§ TASK GOAL: Output the material beneath this task exactly, images excluded.

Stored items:
● ● ● ● ● ● ●

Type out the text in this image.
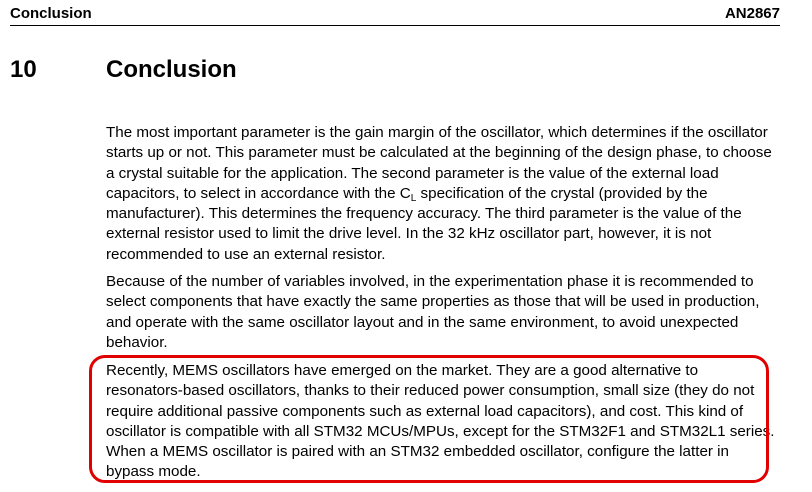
Conclusion	AN2867
10	Conclusion

The most important parameter is the gain margin of the oscillator, which determines if the oscillator starts up or not. This parameter must be calculated at the beginning of the design phase, to choose a crystal suitable for the application. The second parameter is the value of the external load capacitors, to select in accordance with the $C_L$ specification of the crystal (provided by the manufacturer). This determines the frequency accuracy. The third parameter is the value of the external resistor used to limit the drive level. In the 32 kHz oscillator part, however, it is not recommended to use an external resistor.

Because of the number of variables involved, in the experimentation phase it is recommended to select components that have exactly the same properties as those that will be used in production, and operate with the same oscillator layout and in the same environment, to avoid unexpected behavior.

Recently, MEMS oscillators have emerged on the market. They are a good alternative to resonators-based oscillators, thanks to their reduced power consumption, small size (they do not require additional passive components such as external load capacitors), and cost. This kind of oscillator is compatible with all STM32 MCUs/MPUs, except for the STM32F1 and STM32L1 series. When a MEMS oscillator is paired with an STM32 embedded oscillator, configure the latter in bypass mode.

● ● ● ● ● ● ●

§ EXERCISE RESULT:
Type out the text in this image.
Conclusion	AN2867
10	Conclusion

The most important parameter is the gain margin of the oscillator, which determines if the oscillator starts up or not. This parameter must be calculated at the beginning of the design phase, to choose a crystal suitable for the application. The second parameter is the value of the external load capacitors, to select in accordance with the $C_L$ specification of the crystal (provided by the manufacturer). This determines the frequency accuracy. The third parameter is the value of the external resistor used to limit the drive level. In the 32 kHz oscillator part, however, it is not recommended to use an external resistor.

Because of the number of variables involved, in the experimentation phase it is recommended to select components that have exactly the same properties as those that will be used in production, and operate with the same oscillator layout and in the same environment, to avoid unexpected behavior.

Recently, MEMS oscillators have emerged on the market. They are a good alternative to resonators-based oscillators, thanks to their reduced power consumption, small size (they do not require additional passive components such as external load capacitors), and cost. This kind of oscillator is compatible with all STM32 MCUs/MPUs, except for the STM32F1 and STM32L1 series. When a MEMS oscillator is paired with an STM32 embedded oscillator, configure the latter in bypass mode.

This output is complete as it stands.